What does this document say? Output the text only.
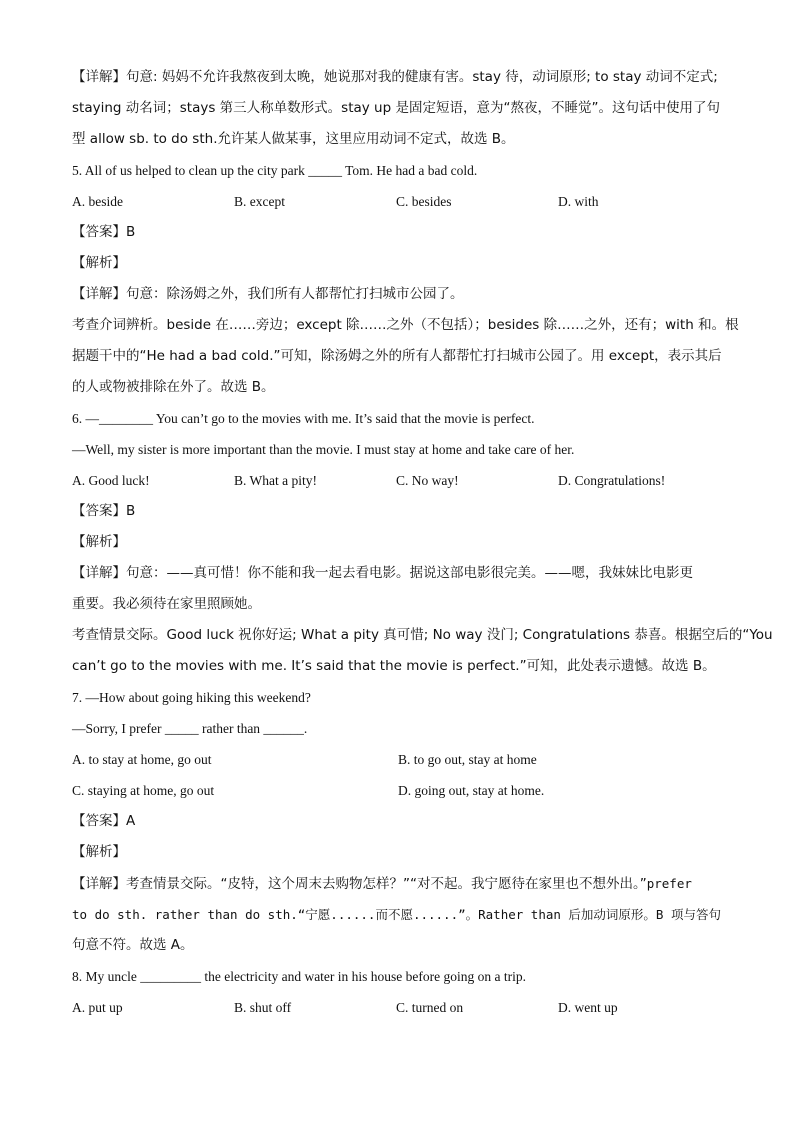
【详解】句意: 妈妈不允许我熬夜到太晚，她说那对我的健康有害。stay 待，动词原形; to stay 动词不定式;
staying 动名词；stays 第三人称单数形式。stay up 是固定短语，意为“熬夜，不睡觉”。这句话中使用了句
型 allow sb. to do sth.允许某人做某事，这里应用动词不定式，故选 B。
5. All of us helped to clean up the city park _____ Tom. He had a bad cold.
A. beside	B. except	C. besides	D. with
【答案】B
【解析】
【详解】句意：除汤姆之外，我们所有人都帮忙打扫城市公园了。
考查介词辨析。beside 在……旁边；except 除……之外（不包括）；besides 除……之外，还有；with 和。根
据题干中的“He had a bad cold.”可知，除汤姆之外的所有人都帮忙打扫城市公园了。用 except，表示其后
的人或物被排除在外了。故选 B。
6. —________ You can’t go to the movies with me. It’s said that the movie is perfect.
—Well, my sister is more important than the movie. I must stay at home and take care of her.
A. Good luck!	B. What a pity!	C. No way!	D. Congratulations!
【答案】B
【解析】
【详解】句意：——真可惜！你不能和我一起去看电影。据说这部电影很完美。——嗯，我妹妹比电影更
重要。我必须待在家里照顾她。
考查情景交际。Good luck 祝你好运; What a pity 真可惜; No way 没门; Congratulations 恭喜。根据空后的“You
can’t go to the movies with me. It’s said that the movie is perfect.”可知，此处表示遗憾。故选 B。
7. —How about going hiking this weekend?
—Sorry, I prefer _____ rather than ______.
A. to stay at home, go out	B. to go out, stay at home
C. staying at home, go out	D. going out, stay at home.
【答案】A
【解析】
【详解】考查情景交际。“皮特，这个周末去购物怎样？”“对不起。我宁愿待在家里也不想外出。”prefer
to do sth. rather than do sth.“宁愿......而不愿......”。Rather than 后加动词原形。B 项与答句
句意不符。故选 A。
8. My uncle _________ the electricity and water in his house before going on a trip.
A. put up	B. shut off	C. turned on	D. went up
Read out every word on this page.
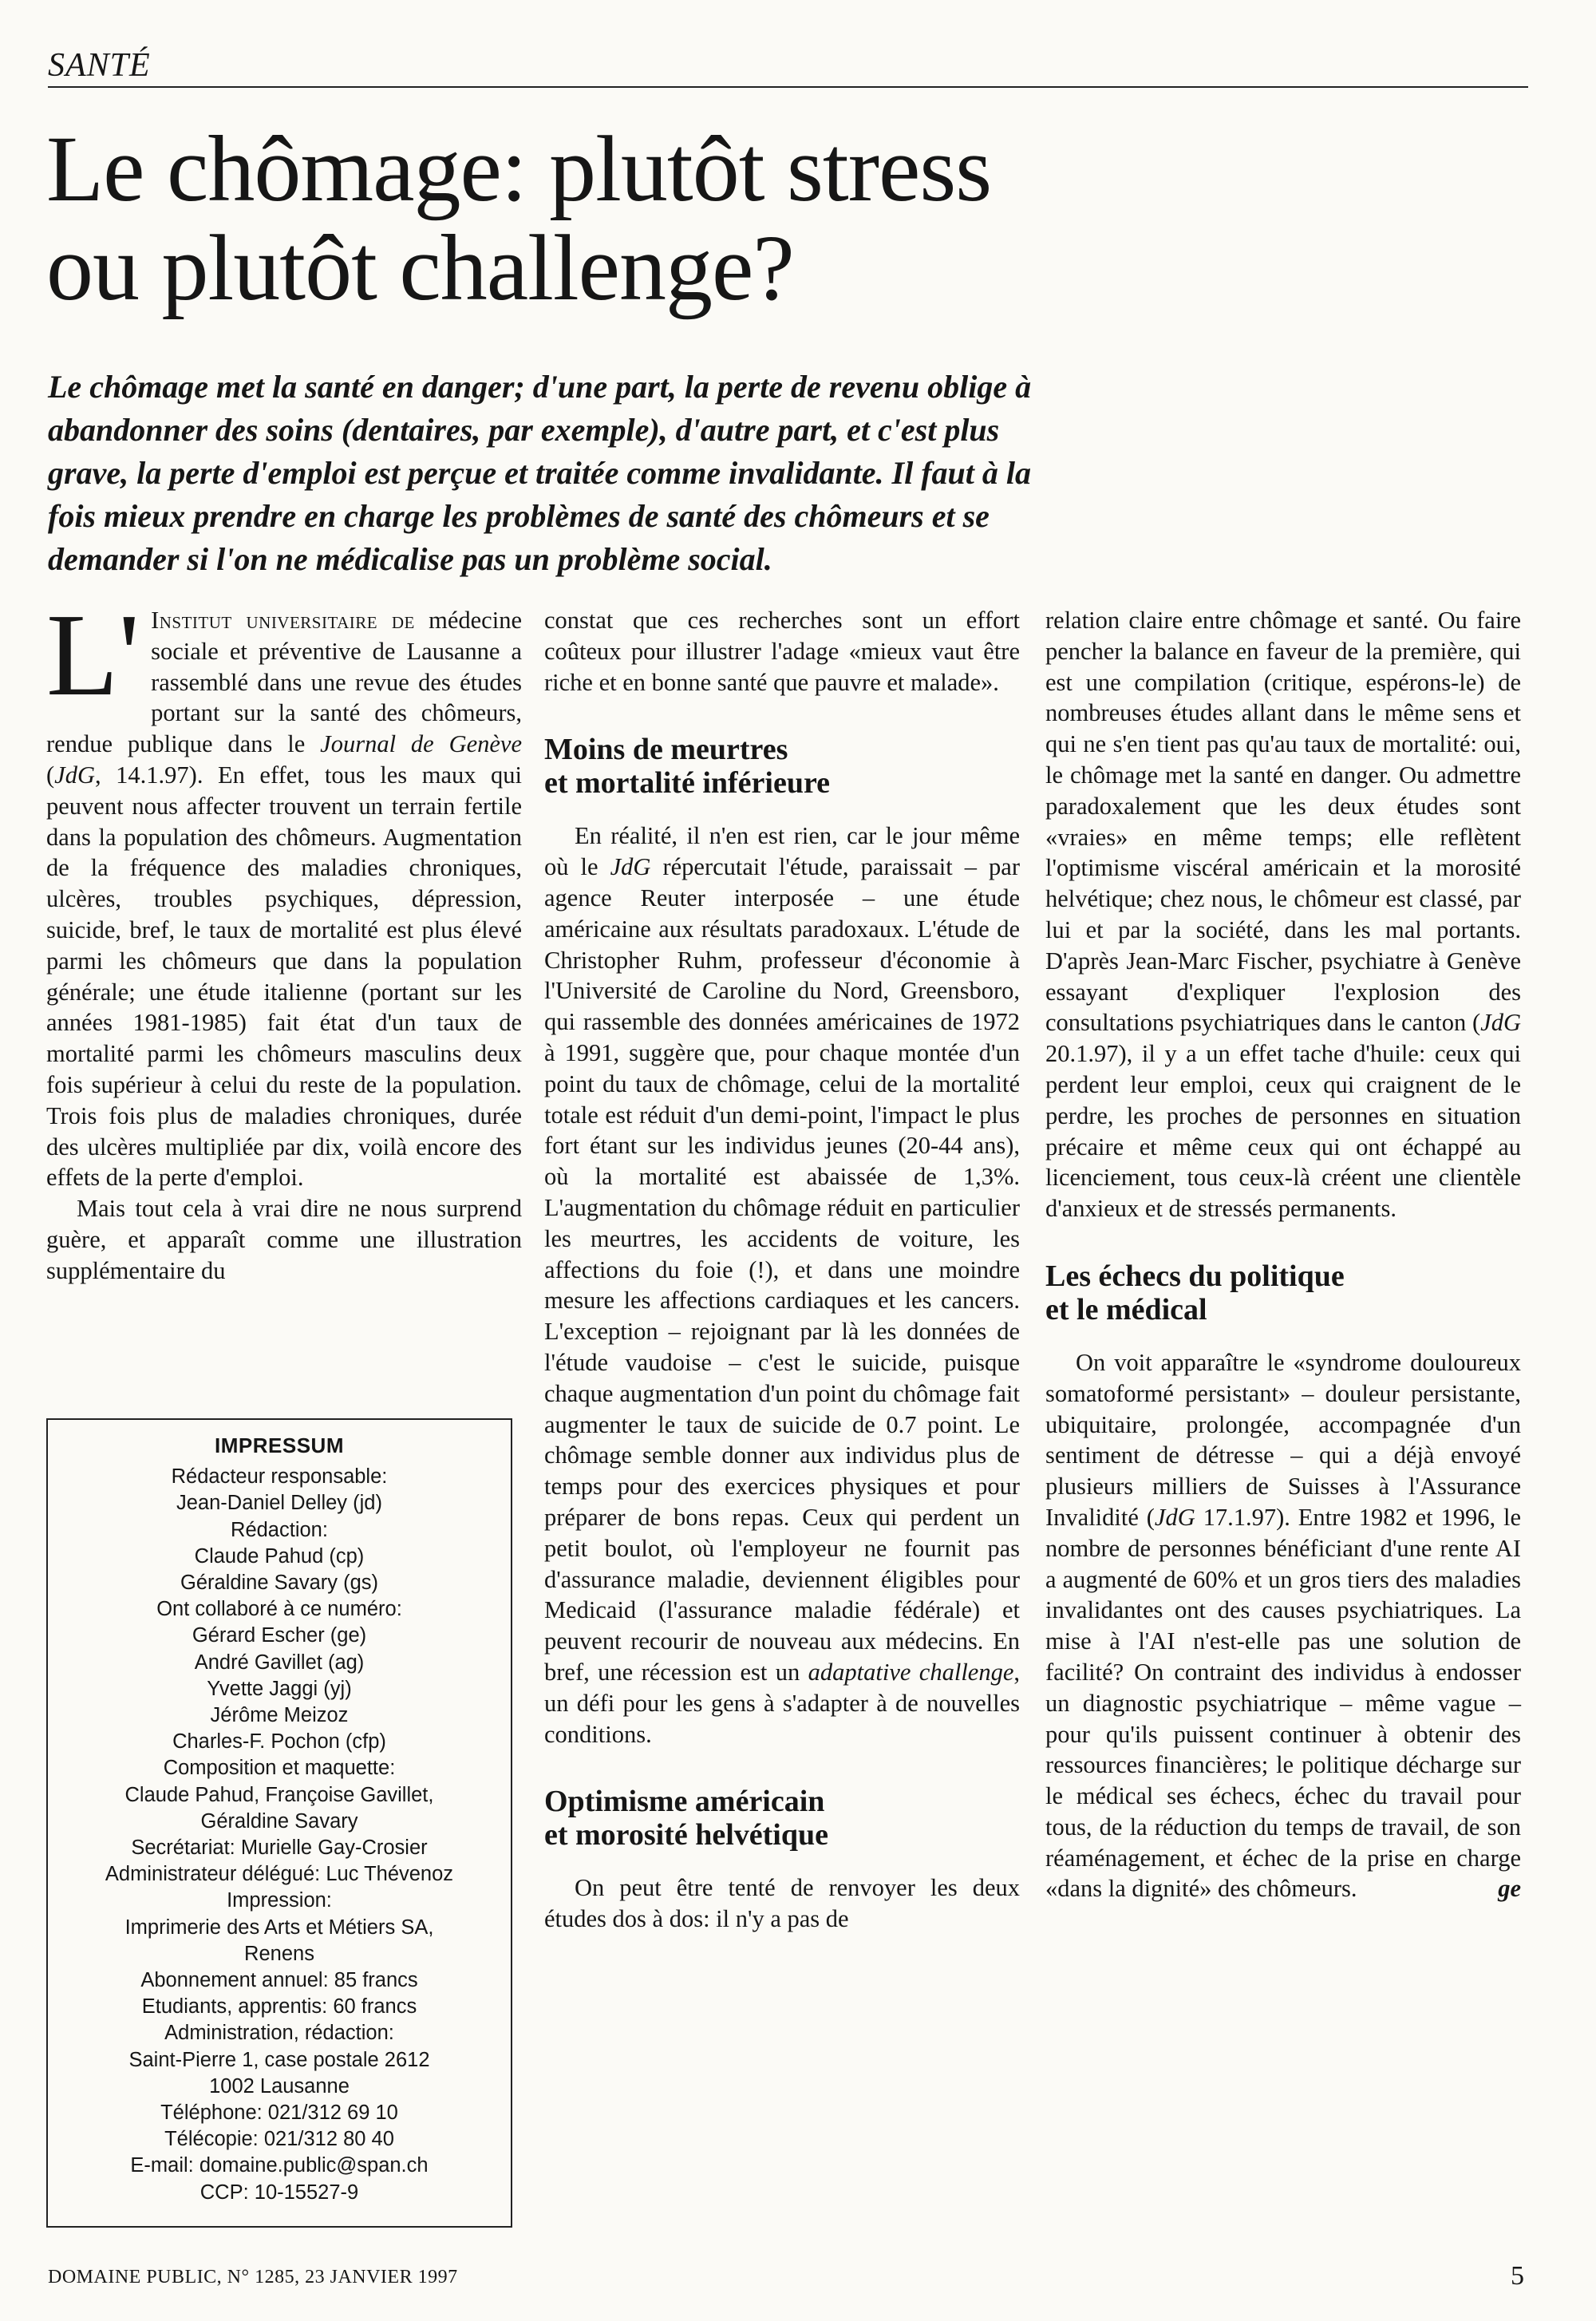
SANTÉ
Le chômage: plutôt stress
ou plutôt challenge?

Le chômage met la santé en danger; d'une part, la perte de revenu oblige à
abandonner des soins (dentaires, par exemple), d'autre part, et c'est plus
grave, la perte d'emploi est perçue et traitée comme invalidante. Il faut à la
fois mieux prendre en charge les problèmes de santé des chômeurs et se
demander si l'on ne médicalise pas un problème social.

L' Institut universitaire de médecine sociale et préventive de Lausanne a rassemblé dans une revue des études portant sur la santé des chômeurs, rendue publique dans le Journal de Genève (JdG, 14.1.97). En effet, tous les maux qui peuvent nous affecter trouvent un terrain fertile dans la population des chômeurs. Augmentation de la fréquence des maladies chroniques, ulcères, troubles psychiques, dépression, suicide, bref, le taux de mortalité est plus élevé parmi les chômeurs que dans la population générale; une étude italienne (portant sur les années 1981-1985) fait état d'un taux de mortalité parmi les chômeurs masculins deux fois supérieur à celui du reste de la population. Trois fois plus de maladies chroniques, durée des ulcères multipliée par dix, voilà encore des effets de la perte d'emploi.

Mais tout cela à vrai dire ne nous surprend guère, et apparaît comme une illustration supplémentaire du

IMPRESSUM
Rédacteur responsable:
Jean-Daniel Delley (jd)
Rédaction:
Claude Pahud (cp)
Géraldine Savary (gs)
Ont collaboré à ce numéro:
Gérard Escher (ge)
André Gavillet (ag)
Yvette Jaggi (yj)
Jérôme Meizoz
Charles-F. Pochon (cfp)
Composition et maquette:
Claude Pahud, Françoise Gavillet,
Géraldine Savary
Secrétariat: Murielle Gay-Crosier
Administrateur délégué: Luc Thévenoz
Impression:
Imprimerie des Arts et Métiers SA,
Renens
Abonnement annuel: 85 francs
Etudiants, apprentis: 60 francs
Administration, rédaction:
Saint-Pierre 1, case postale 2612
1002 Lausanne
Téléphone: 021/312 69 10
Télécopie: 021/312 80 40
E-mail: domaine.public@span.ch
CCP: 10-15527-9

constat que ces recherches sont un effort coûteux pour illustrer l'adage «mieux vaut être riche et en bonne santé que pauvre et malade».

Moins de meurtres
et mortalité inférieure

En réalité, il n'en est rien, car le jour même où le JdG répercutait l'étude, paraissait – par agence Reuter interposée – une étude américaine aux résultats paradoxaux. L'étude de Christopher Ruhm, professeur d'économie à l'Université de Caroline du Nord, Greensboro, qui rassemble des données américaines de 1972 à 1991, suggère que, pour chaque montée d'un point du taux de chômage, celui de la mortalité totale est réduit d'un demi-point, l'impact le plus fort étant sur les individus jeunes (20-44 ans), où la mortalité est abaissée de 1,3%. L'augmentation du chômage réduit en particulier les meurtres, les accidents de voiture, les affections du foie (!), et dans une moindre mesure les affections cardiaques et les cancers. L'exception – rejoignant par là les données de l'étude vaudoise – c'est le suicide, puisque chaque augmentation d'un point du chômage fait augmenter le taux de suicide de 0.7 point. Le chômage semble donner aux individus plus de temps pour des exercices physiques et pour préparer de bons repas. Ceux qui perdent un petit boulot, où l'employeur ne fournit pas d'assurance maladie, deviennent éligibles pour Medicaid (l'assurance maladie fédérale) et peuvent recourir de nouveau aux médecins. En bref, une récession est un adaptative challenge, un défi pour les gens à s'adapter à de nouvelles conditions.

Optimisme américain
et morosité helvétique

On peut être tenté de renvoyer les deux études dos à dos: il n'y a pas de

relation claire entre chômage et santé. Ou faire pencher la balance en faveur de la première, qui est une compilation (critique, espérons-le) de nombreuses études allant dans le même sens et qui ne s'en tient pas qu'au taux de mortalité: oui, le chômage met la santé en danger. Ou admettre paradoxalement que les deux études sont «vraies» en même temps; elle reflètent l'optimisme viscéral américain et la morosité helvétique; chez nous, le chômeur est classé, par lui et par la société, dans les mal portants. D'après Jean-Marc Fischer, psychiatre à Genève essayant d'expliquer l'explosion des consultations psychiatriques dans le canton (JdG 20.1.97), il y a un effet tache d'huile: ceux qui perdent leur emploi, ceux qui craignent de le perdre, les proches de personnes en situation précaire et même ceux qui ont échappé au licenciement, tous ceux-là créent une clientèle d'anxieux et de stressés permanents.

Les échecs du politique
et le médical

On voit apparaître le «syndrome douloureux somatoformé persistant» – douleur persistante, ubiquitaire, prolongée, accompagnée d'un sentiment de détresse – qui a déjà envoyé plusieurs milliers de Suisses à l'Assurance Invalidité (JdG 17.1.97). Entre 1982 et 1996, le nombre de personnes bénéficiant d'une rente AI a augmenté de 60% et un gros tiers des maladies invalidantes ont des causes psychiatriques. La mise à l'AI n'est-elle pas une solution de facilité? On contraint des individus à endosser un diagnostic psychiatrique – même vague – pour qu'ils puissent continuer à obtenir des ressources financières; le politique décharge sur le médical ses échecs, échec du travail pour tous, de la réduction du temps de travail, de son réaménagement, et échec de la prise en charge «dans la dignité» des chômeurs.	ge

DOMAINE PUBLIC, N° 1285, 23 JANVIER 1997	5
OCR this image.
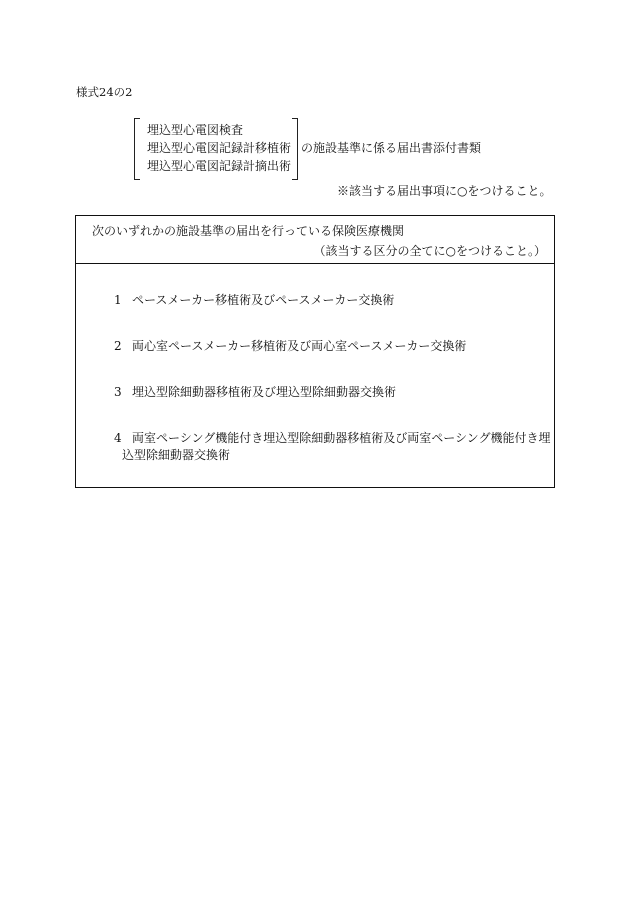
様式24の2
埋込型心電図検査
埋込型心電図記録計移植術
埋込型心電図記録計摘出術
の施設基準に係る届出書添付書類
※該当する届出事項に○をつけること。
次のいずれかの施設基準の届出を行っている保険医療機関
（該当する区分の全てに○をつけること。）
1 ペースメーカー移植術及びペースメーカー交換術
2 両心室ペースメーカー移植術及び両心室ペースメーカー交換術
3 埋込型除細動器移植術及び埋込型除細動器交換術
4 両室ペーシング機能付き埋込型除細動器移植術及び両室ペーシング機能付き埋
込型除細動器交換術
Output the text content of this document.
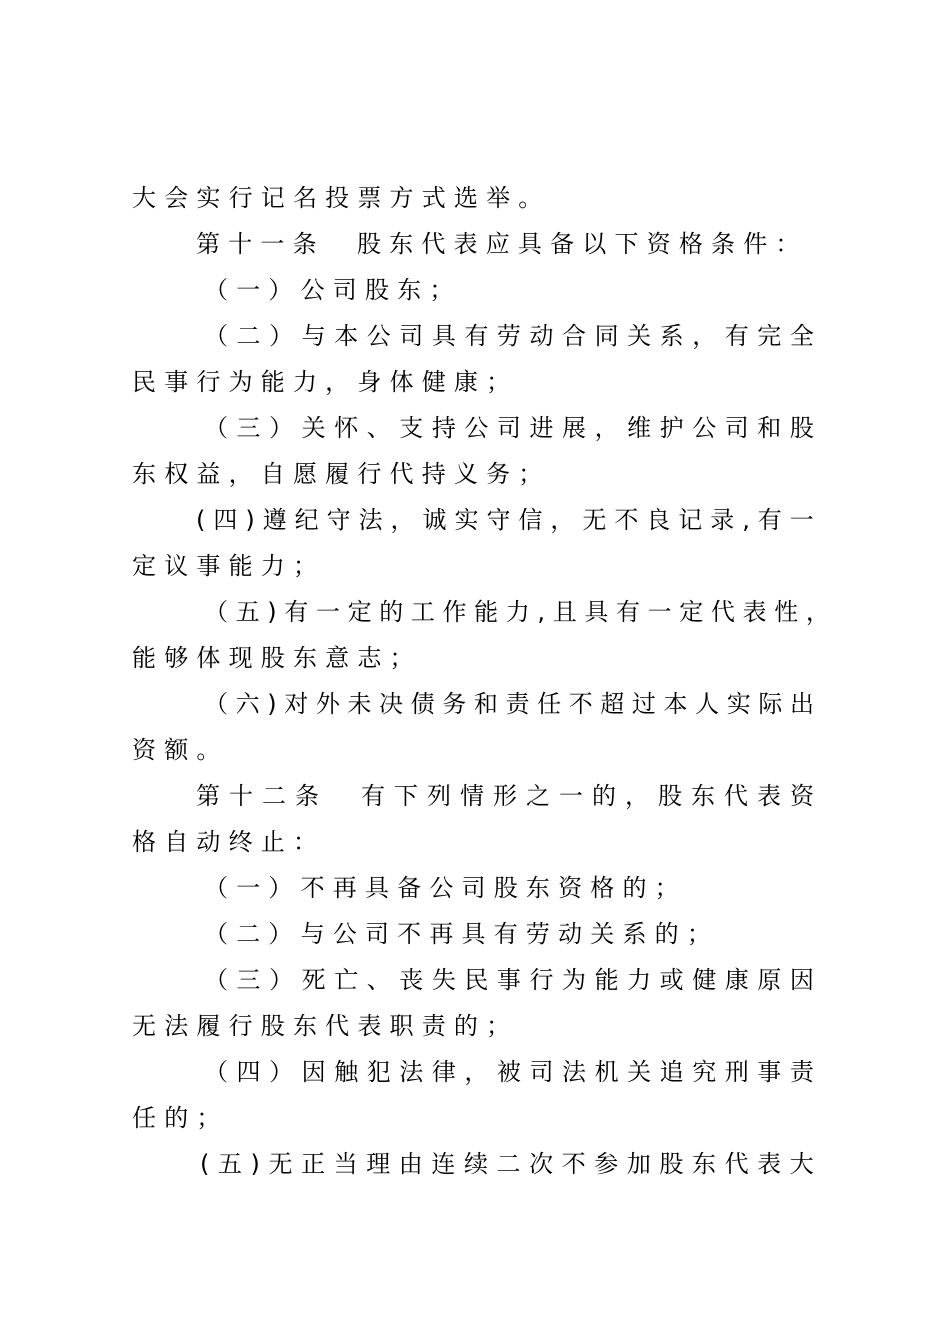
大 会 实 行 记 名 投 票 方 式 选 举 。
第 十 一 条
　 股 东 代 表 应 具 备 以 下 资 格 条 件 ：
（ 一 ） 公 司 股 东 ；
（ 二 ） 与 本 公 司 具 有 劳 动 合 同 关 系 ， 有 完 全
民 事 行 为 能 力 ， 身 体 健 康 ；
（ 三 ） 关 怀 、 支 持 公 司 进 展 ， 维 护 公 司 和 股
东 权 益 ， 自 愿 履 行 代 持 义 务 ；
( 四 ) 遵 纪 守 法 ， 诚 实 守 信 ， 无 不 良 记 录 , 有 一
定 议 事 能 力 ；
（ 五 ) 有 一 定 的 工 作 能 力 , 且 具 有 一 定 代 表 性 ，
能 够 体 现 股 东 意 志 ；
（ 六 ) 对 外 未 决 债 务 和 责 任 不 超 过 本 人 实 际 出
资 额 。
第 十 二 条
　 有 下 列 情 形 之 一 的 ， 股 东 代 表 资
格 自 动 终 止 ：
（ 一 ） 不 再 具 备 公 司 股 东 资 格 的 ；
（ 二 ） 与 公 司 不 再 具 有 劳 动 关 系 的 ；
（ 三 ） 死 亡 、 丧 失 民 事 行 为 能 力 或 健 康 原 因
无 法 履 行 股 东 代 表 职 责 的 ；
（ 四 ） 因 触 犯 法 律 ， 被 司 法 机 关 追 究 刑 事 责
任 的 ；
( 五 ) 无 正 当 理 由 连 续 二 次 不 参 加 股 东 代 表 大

============

(Work to complete) Pull out all lines in the data above that include "fois".

(Solution to the exercise)
fois mieux prendre en charge les problèmes de santé des chômeurs et se
L' Institut universitaire de médecine sociale et préventive de Lausanne a rassemblé dans une revue des études portant sur la santé des chômeurs, rendue publique dans le Journal de Genève (JdG, 14.1.97). En effet, tous les maux qui peuvent nous affecter trouvent un terrain fertile dans la population des chômeurs. Augmentation de la fréquence des maladies chroniques, ulcères, troubles psychiques, dépression, suicide, bref, le taux de mortalité est plus élevé parmi les chômeurs que dans la population générale; une étude italienne (portant sur les années 1981-1985) fait état d'un taux de mortalité parmi les chômeurs masculins deux fois supérieur à celui du reste de la population. Trois fois plus de maladies chroniques, durée des ulcères multipliée par dix, voilà encore des effets de la perte d'emploi.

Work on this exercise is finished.